* _Excerpted records_:
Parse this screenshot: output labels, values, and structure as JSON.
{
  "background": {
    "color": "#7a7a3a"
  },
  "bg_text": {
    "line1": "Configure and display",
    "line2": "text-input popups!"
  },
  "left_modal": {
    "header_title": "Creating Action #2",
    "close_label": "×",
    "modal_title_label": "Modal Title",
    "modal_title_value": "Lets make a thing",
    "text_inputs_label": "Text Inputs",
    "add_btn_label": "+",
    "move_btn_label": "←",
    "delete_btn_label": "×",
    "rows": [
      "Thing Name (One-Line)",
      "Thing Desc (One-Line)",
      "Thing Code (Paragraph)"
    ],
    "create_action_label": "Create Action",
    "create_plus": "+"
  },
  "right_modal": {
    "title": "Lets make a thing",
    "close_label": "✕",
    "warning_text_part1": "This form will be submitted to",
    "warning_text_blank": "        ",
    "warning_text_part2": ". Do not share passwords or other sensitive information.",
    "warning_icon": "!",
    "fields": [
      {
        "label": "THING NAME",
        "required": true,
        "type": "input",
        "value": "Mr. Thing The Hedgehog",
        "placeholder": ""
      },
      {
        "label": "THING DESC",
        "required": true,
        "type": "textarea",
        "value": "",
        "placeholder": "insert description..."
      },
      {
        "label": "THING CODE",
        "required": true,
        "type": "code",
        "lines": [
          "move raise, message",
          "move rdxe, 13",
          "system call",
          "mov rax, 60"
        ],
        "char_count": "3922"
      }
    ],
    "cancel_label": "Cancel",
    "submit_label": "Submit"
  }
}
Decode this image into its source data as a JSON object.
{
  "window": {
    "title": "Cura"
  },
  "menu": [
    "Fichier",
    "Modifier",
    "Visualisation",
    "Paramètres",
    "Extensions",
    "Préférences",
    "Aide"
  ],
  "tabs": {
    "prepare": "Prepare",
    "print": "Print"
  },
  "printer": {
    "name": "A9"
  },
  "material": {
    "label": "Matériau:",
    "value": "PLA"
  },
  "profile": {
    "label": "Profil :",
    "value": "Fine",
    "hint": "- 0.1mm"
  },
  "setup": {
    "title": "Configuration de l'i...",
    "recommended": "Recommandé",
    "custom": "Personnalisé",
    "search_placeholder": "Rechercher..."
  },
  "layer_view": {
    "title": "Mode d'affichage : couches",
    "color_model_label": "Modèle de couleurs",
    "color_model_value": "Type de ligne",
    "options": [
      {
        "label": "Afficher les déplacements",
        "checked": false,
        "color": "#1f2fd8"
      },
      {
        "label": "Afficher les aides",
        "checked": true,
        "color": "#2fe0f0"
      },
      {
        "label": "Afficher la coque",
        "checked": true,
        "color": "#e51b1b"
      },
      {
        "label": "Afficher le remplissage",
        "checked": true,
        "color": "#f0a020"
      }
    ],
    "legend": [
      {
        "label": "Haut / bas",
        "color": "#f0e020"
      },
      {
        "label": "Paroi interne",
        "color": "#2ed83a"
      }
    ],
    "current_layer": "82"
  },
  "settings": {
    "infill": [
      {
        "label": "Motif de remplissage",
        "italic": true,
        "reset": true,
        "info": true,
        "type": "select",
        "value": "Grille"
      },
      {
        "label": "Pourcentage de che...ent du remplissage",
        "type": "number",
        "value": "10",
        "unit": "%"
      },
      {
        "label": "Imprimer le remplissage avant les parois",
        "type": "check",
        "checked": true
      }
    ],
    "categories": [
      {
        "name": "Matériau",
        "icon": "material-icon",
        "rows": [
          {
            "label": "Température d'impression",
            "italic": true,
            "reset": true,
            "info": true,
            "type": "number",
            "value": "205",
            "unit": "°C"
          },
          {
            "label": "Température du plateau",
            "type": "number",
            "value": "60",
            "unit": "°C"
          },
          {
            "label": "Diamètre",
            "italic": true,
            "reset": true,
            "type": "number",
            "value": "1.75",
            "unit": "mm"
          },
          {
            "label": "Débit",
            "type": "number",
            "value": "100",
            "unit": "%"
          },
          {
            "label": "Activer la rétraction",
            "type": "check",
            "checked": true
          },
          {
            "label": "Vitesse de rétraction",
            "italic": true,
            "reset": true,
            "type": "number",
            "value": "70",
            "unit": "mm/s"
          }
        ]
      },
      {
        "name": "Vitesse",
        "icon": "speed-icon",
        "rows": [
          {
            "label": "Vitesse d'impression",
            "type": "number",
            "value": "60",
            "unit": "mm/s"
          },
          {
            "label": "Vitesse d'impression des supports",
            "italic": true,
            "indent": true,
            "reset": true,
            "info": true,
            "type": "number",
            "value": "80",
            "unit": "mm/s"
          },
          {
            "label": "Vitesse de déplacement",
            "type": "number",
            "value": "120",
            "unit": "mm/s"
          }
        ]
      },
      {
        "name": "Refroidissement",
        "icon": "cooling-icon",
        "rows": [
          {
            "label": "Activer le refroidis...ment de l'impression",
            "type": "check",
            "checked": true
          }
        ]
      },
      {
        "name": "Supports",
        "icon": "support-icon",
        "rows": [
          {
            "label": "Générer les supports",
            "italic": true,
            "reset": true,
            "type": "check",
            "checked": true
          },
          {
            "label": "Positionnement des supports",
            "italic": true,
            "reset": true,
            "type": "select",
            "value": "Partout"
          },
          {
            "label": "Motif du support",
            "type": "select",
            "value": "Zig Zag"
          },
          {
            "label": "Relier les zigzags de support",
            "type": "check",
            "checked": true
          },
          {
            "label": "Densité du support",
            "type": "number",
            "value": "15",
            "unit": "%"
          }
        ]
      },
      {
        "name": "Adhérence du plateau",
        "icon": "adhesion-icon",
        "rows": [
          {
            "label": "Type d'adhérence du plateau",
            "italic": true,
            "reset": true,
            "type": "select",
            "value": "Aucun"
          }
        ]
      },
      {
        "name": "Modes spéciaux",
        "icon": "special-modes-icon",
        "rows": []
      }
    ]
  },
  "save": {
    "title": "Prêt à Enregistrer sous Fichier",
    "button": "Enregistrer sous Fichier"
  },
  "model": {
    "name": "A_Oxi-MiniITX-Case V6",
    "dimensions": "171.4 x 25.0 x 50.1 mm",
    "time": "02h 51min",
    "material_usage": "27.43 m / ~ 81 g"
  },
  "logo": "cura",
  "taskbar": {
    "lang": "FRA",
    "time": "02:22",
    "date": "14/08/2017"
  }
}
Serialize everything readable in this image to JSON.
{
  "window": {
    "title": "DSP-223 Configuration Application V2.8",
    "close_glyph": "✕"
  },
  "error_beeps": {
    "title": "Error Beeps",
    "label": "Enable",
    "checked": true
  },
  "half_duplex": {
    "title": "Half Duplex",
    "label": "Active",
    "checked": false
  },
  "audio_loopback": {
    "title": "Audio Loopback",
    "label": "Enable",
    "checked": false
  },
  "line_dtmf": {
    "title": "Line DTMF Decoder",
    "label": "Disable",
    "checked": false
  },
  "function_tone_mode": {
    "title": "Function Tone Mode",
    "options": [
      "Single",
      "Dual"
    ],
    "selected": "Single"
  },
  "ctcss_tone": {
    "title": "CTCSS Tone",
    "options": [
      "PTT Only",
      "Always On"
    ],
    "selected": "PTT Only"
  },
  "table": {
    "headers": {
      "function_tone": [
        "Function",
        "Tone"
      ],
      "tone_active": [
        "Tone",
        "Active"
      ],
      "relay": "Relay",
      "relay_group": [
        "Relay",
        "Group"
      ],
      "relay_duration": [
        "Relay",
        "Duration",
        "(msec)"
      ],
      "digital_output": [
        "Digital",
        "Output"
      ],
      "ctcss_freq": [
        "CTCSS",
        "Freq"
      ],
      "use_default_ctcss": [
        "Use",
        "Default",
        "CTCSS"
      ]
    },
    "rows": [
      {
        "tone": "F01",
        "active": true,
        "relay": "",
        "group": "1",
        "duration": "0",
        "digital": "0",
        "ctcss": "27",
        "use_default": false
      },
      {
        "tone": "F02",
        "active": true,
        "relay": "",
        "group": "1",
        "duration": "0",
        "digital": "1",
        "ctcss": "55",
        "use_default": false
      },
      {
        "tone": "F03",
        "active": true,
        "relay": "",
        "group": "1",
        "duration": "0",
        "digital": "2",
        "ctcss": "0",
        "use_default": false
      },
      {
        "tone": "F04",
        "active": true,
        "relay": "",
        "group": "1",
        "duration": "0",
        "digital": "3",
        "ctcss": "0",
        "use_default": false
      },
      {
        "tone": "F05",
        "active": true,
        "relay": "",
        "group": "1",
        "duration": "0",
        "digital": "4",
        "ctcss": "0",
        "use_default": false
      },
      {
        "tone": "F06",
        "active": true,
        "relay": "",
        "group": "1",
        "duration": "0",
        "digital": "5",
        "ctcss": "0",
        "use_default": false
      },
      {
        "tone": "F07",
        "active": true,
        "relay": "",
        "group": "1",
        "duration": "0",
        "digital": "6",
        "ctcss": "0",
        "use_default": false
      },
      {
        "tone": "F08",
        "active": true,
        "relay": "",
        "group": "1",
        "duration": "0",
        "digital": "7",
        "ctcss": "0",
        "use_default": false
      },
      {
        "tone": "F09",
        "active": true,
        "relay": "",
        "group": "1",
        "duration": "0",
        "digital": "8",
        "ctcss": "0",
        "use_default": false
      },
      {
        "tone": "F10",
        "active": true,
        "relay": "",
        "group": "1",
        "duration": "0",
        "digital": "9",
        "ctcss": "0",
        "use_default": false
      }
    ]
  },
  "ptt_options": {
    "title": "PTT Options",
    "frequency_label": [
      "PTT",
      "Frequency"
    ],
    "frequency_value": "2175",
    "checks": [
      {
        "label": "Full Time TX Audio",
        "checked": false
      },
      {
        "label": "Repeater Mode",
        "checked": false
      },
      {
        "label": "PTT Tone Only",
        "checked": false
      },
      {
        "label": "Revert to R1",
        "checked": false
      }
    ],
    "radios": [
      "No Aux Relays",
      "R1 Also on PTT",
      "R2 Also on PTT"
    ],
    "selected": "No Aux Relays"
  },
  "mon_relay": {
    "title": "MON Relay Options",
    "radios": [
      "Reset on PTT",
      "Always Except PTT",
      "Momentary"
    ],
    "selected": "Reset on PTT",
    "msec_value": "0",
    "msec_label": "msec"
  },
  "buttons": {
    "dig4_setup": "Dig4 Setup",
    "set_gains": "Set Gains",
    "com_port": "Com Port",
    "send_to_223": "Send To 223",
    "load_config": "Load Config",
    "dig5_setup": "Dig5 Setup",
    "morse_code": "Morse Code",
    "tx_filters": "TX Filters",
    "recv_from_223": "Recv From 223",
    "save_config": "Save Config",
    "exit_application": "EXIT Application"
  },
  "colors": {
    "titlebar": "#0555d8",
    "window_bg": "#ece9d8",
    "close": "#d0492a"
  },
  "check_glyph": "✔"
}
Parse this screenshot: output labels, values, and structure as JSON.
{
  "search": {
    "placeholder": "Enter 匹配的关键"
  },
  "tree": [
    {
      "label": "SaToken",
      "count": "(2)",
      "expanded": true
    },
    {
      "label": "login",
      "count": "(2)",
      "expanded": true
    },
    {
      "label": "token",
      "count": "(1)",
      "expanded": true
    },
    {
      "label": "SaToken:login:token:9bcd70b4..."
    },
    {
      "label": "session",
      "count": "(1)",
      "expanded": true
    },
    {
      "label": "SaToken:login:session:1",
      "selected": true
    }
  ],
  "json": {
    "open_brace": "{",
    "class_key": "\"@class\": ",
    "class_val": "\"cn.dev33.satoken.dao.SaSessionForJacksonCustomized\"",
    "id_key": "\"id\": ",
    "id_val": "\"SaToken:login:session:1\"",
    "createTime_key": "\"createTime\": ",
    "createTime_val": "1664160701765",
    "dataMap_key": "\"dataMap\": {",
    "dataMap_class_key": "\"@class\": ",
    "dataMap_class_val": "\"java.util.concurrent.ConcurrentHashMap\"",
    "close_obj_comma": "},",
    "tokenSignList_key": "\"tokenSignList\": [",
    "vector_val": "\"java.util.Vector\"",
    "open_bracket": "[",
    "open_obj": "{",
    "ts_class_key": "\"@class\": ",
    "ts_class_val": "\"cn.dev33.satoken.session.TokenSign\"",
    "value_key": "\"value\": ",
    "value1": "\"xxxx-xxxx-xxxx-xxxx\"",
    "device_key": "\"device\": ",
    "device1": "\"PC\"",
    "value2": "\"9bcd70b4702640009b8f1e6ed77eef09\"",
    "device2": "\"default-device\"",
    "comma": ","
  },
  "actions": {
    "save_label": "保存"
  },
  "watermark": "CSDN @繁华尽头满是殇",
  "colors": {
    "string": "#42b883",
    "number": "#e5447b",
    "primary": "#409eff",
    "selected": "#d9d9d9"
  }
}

* _What needs to be done_:
Copy out each line of the material that holds the word "Afficher".

* _Answer_:
        "label": "Afficher les déplacements",
        "label": "Afficher les aides",
        "label": "Afficher la coque",
        "label": "Afficher le remplissage",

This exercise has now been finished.